(Excerpts from a figure dataset)
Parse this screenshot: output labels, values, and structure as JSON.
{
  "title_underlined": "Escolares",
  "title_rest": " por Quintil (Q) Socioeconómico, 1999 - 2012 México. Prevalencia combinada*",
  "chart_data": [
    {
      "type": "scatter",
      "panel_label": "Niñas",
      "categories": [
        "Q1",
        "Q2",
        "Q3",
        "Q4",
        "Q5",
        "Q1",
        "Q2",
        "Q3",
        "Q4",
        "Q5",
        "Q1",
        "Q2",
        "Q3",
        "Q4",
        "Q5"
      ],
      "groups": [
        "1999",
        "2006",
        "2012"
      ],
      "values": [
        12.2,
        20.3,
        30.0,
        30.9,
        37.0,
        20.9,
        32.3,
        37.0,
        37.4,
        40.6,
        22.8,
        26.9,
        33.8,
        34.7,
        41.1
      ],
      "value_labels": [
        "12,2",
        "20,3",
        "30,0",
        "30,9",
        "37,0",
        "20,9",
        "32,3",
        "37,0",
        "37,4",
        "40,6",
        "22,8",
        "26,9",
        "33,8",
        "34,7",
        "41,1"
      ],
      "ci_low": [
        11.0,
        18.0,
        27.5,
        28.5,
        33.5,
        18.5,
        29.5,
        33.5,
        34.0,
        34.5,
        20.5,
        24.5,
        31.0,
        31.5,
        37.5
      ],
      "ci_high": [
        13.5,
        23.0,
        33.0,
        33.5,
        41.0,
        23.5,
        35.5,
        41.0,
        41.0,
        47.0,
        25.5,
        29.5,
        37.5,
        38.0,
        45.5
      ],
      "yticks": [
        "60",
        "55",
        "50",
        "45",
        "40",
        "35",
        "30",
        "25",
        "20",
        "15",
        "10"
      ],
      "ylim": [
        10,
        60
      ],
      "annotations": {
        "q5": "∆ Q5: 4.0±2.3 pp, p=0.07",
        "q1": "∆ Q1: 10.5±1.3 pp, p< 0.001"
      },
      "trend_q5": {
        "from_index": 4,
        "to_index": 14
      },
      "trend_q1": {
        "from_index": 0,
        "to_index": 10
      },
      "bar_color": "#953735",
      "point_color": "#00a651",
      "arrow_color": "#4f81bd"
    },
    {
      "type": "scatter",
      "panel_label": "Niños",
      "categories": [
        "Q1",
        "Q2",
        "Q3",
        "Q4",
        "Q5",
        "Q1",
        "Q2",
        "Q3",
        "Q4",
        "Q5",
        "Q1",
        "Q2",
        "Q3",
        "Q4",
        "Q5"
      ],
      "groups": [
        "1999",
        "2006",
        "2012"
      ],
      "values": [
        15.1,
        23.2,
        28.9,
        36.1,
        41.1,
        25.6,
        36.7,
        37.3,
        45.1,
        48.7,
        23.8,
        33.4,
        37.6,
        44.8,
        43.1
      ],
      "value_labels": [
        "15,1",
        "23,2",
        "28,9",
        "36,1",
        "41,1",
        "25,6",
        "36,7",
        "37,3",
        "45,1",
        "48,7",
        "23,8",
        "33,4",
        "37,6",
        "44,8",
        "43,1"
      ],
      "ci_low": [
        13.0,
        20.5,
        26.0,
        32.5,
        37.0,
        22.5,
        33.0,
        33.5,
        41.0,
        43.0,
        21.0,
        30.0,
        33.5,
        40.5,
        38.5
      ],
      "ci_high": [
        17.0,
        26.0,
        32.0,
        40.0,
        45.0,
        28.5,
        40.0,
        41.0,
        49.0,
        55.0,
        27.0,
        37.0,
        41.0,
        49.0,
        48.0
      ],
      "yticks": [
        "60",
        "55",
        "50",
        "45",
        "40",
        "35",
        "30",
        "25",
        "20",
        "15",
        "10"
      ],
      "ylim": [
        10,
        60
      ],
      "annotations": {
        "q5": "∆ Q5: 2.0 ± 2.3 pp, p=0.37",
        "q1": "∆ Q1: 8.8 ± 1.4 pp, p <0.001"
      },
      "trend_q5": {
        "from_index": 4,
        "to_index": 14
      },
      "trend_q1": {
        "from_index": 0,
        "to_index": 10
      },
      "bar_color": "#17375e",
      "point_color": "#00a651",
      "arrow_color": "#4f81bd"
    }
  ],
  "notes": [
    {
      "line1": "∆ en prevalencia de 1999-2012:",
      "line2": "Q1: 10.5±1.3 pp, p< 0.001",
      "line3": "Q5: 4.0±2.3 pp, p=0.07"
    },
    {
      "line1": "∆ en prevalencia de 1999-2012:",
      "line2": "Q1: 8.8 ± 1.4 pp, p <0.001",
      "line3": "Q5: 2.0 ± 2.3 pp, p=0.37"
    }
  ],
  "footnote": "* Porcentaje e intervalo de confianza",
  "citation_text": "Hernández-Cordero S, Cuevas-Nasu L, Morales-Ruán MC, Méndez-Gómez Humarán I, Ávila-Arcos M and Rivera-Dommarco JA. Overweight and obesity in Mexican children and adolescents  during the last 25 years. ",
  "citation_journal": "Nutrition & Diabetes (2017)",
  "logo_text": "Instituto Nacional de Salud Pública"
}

:: WHAT THE EXERCISE ASKS ::
Restate the data above word for word, please.

:: RESPONSE FOR THIS EXERCISE ::
Parse this screenshot: output labels, values, and structure as JSON.
{
  "title_underlined": "Escolares",
  "title_rest": " por Quintil (Q) Socioeconómico, 1999 - 2012 México. Prevalencia combinada*",
  "chart_data": [
    {
      "type": "scatter",
      "panel_label": "Niñas",
      "categories": [
        "Q1",
        "Q2",
        "Q3",
        "Q4",
        "Q5",
        "Q1",
        "Q2",
        "Q3",
        "Q4",
        "Q5",
        "Q1",
        "Q2",
        "Q3",
        "Q4",
        "Q5"
      ],
      "groups": [
        "1999",
        "2006",
        "2012"
      ],
      "values": [
        12.2,
        20.3,
        30.0,
        30.9,
        37.0,
        20.9,
        32.3,
        37.0,
        37.4,
        40.6,
        22.8,
        26.9,
        33.8,
        34.7,
        41.1
      ],
      "value_labels": [
        "12,2",
        "20,3",
        "30,0",
        "30,9",
        "37,0",
        "20,9",
        "32,3",
        "37,0",
        "37,4",
        "40,6",
        "22,8",
        "26,9",
        "33,8",
        "34,7",
        "41,1"
      ],
      "ci_low": [
        11.0,
        18.0,
        27.5,
        28.5,
        33.5,
        18.5,
        29.5,
        33.5,
        34.0,
        34.5,
        20.5,
        24.5,
        31.0,
        31.5,
        37.5
      ],
      "ci_high": [
        13.5,
        23.0,
        33.0,
        33.5,
        41.0,
        23.5,
        35.5,
        41.0,
        41.0,
        47.0,
        25.5,
        29.5,
        37.5,
        38.0,
        45.5
      ],
      "yticks": [
        "60",
        "55",
        "50",
        "45",
        "40",
        "35",
        "30",
        "25",
        "20",
        "15",
        "10"
      ],
      "ylim": [
        10,
        60
      ],
      "annotations": {
        "q5": "∆ Q5: 4.0±2.3 pp, p=0.07",
        "q1": "∆ Q1: 10.5±1.3 pp, p< 0.001"
      },
      "trend_q5": {
        "from_index": 4,
        "to_index": 14
      },
      "trend_q1": {
        "from_index": 0,
        "to_index": 10
      },
      "bar_color": "#953735",
      "point_color": "#00a651",
      "arrow_color": "#4f81bd"
    },
    {
      "type": "scatter",
      "panel_label": "Niños",
      "categories": [
        "Q1",
        "Q2",
        "Q3",
        "Q4",
        "Q5",
        "Q1",
        "Q2",
        "Q3",
        "Q4",
        "Q5",
        "Q1",
        "Q2",
        "Q3",
        "Q4",
        "Q5"
      ],
      "groups": [
        "1999",
        "2006",
        "2012"
      ],
      "values": [
        15.1,
        23.2,
        28.9,
        36.1,
        41.1,
        25.6,
        36.7,
        37.3,
        45.1,
        48.7,
        23.8,
        33.4,
        37.6,
        44.8,
        43.1
      ],
      "value_labels": [
        "15,1",
        "23,2",
        "28,9",
        "36,1",
        "41,1",
        "25,6",
        "36,7",
        "37,3",
        "45,1",
        "48,7",
        "23,8",
        "33,4",
        "37,6",
        "44,8",
        "43,1"
      ],
      "ci_low": [
        13.0,
        20.5,
        26.0,
        32.5,
        37.0,
        22.5,
        33.0,
        33.5,
        41.0,
        43.0,
        21.0,
        30.0,
        33.5,
        40.5,
        38.5
      ],
      "ci_high": [
        17.0,
        26.0,
        32.0,
        40.0,
        45.0,
        28.5,
        40.0,
        41.0,
        49.0,
        55.0,
        27.0,
        37.0,
        41.0,
        49.0,
        48.0
      ],
      "yticks": [
        "60",
        "55",
        "50",
        "45",
        "40",
        "35",
        "30",
        "25",
        "20",
        "15",
        "10"
      ],
      "ylim": [
        10,
        60
      ],
      "annotations": {
        "q5": "∆ Q5: 2.0 ± 2.3 pp, p=0.37",
        "q1": "∆ Q1: 8.8 ± 1.4 pp, p <0.001"
      },
      "trend_q5": {
        "from_index": 4,
        "to_index": 14
      },
      "trend_q1": {
        "from_index": 0,
        "to_index": 10
      },
      "bar_color": "#17375e",
      "point_color": "#00a651",
      "arrow_color": "#4f81bd"
    }
  ],
  "notes": [
    {
      "line1": "∆ en prevalencia de 1999-2012:",
      "line2": "Q1: 10.5±1.3 pp, p< 0.001",
      "line3": "Q5: 4.0±2.3 pp, p=0.07"
    },
    {
      "line1": "∆ en prevalencia de 1999-2012:",
      "line2": "Q1: 8.8 ± 1.4 pp, p <0.001",
      "line3": "Q5: 2.0 ± 2.3 pp, p=0.37"
    }
  ],
  "footnote": "* Porcentaje e intervalo de confianza",
  "citation_text": "Hernández-Cordero S, Cuevas-Nasu L, Morales-Ruán MC, Méndez-Gómez Humarán I, Ávila-Arcos M and Rivera-Dommarco JA. Overweight and obesity in Mexican children and adolescents  during the last 25 years. ",
  "citation_journal": "Nutrition & Diabetes (2017)",
  "logo_text": "Instituto Nacional de Salud Pública"
}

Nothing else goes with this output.